§ EXERCISE OBJECTIVE
Collect all lines below with the string "vreme".

§ RECORDS SHOWN
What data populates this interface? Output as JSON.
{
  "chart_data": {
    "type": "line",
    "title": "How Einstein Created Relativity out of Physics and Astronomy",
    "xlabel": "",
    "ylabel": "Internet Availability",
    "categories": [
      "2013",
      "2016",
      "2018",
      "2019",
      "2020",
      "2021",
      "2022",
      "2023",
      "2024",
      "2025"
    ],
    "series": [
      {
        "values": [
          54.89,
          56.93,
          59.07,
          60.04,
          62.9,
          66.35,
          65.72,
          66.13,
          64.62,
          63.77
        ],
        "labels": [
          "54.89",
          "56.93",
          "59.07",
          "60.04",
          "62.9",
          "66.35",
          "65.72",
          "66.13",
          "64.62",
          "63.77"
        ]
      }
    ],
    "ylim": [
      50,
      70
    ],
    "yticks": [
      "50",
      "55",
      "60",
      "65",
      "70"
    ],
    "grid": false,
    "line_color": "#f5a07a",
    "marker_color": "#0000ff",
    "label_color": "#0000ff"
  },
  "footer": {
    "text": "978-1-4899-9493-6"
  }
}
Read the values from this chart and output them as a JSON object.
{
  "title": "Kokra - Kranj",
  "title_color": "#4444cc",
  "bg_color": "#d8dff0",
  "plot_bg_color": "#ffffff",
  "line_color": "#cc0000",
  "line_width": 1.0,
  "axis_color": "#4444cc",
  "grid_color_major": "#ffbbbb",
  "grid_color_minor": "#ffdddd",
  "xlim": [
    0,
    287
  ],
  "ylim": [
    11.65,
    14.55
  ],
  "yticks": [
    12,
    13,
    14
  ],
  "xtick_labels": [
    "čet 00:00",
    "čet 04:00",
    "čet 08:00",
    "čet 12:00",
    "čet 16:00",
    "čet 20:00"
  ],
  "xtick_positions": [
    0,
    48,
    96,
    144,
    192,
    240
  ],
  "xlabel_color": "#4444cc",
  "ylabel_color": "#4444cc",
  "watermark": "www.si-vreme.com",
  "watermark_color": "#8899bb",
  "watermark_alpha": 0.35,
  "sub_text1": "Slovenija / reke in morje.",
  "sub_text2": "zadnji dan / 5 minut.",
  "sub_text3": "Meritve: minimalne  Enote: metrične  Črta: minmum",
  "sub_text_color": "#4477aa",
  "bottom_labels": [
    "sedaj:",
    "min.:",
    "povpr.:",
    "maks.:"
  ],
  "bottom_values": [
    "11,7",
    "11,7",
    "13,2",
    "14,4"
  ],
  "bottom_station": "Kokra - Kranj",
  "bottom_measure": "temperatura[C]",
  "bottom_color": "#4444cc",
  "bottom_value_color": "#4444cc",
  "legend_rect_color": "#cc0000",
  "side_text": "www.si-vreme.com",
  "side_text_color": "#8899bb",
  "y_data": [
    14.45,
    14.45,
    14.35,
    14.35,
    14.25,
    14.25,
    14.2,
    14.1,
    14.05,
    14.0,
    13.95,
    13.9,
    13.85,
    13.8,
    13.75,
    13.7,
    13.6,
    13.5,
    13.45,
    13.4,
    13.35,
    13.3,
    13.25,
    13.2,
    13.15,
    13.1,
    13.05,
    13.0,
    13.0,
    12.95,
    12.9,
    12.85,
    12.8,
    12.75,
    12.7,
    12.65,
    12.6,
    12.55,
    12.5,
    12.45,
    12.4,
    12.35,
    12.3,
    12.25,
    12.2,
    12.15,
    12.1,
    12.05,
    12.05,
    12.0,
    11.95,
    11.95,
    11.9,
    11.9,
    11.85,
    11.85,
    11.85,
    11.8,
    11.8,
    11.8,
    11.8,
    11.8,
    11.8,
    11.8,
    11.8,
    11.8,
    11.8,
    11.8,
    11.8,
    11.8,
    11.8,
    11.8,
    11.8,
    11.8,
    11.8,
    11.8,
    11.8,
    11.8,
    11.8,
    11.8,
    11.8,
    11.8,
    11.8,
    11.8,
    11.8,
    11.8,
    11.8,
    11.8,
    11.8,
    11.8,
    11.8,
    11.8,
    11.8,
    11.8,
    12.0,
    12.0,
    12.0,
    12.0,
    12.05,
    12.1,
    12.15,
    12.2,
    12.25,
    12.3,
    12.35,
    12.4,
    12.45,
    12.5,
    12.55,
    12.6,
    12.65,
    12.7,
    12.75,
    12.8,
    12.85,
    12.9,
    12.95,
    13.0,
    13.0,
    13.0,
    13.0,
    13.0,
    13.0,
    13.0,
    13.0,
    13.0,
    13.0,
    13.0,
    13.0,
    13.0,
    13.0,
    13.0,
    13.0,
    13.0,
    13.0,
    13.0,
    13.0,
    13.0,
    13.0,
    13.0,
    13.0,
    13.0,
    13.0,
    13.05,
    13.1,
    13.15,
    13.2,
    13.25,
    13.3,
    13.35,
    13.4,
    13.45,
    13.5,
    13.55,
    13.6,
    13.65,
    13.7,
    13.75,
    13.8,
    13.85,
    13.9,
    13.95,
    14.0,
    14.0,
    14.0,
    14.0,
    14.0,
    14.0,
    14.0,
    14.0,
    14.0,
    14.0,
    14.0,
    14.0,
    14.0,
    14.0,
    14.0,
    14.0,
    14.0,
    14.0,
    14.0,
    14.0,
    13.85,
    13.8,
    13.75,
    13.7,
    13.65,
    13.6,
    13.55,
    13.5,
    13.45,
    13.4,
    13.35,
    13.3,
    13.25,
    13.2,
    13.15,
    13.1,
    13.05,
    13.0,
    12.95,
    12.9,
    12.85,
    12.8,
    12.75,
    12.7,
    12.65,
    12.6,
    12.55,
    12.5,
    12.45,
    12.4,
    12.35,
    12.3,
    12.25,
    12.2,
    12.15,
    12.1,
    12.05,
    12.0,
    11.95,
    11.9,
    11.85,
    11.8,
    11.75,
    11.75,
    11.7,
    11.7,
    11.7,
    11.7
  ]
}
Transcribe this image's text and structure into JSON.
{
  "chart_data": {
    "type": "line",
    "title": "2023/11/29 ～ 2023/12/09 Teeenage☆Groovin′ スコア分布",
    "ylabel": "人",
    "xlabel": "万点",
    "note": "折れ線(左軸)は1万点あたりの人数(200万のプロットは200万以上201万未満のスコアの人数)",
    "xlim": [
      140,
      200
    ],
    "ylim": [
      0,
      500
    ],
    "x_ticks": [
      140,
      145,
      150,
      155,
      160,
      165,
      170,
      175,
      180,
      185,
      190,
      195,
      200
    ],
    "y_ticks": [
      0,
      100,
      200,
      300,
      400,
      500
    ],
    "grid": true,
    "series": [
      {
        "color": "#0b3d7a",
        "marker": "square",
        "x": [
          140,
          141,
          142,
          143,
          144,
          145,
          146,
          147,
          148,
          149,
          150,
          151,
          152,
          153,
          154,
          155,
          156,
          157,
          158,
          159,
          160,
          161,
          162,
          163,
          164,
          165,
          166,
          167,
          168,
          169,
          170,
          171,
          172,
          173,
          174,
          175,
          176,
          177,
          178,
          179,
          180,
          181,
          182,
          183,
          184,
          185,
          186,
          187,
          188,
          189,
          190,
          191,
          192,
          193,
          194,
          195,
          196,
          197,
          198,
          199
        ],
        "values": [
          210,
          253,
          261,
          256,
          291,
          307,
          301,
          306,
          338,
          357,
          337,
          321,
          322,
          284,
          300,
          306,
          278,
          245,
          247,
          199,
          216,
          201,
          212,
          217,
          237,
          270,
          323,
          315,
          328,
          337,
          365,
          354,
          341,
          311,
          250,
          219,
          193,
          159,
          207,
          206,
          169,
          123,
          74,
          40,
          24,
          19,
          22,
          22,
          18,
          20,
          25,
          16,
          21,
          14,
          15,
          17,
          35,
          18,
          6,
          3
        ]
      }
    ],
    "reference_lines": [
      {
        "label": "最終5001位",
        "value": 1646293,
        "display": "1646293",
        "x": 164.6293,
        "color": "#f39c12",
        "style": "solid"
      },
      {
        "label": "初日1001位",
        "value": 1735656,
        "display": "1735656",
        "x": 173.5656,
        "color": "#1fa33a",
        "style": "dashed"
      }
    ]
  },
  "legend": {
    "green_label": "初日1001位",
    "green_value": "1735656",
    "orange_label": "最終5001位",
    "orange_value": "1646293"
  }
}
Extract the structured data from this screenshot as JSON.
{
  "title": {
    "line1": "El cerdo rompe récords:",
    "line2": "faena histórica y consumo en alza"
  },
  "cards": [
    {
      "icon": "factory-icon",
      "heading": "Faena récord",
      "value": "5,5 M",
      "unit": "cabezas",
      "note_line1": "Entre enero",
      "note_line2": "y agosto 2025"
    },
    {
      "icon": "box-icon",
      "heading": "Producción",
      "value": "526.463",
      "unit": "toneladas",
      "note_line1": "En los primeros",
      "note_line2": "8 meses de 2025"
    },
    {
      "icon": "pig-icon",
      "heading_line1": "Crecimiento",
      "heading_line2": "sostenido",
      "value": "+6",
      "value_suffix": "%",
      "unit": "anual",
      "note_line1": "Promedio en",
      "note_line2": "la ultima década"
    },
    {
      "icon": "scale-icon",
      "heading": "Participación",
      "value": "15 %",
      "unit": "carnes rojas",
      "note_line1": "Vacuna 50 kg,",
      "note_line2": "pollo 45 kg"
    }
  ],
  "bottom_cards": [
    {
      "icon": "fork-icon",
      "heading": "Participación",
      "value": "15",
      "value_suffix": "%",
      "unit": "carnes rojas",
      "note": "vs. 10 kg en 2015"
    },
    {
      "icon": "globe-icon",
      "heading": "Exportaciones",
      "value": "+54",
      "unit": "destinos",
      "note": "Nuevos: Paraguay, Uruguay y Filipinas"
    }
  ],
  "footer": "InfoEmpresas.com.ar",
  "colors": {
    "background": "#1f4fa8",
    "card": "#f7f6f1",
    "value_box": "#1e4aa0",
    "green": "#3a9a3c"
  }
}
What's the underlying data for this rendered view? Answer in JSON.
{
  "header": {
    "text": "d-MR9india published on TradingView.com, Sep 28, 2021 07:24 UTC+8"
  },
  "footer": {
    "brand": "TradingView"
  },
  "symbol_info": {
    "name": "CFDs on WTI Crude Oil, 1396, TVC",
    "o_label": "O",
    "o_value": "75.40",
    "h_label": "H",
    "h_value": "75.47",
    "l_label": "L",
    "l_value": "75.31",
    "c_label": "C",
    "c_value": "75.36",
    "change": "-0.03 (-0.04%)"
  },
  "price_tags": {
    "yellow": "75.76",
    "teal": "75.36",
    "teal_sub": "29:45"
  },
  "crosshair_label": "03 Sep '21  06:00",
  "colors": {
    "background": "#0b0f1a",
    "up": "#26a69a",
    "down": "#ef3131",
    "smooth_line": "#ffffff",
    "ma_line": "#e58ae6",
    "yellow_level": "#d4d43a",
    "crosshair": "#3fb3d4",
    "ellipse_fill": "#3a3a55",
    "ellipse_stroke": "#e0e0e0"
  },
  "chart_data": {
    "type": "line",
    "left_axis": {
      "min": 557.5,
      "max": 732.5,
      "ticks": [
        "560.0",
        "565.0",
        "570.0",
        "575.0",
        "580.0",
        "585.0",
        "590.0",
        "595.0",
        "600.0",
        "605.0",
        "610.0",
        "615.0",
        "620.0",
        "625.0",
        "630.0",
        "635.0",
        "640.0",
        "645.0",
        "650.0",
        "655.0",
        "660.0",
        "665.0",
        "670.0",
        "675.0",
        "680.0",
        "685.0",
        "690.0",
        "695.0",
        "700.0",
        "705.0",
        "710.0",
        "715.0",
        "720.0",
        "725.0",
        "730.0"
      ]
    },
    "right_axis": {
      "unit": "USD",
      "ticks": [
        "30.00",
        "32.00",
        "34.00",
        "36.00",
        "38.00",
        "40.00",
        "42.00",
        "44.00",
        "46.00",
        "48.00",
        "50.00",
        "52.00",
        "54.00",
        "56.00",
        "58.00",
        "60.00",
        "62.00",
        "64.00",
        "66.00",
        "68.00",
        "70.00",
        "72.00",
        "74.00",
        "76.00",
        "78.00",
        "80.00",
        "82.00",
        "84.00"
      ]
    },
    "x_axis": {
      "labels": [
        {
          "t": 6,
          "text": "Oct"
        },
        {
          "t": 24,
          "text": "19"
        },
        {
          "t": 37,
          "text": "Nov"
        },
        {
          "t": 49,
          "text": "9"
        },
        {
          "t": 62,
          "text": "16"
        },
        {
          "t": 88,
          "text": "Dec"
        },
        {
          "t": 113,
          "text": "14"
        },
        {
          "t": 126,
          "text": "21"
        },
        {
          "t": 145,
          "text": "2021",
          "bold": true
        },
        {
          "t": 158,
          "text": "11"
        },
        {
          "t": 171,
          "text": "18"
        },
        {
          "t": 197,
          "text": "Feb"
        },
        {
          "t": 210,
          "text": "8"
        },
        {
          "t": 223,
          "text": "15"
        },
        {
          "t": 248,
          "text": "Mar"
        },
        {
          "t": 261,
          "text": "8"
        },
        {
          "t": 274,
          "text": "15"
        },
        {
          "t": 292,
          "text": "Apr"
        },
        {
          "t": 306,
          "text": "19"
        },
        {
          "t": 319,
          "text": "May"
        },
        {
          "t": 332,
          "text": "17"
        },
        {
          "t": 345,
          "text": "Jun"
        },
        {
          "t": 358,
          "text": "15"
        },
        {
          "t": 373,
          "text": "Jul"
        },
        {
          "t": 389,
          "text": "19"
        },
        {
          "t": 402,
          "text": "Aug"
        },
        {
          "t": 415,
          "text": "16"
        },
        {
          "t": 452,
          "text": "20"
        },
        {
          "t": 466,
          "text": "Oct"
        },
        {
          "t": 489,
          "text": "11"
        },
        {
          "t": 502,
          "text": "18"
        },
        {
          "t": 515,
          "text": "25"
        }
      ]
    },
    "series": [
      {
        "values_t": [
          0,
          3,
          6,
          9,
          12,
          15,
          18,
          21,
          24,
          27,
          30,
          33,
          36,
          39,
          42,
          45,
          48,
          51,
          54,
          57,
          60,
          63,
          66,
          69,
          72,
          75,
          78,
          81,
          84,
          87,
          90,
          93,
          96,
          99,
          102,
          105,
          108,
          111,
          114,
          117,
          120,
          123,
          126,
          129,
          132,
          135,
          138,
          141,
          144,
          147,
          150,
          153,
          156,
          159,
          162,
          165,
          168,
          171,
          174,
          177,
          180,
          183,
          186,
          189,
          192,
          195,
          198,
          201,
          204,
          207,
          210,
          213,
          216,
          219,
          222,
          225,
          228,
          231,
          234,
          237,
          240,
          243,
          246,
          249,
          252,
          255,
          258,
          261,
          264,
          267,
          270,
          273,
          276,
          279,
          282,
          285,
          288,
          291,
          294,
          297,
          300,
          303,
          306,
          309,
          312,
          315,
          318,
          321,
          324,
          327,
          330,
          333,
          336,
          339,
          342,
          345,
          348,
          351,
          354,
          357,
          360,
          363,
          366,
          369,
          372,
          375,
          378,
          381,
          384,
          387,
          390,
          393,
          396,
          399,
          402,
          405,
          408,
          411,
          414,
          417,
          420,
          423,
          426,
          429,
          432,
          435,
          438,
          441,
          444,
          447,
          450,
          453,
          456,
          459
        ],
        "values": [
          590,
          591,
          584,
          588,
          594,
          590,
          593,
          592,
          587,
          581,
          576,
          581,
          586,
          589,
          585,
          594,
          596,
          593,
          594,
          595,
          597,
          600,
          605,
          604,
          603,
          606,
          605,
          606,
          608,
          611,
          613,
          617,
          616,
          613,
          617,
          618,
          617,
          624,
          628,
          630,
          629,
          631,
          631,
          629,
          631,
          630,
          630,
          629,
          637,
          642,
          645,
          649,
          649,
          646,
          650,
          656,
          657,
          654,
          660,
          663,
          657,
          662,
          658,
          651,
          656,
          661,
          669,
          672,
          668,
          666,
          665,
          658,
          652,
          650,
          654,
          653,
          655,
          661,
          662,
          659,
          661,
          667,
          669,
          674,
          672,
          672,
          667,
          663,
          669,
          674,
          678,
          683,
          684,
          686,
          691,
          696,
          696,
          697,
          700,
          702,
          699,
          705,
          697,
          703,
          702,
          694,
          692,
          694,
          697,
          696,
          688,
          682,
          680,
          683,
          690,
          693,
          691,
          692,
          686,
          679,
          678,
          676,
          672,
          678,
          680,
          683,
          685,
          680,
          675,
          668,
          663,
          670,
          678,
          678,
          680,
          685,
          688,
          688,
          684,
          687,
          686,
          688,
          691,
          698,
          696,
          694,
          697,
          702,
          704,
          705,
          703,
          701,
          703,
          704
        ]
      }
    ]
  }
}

§ EXERCISE RESULT
  "watermark": "www.si-vreme.com",
  "side_text": "www.si-vreme.com",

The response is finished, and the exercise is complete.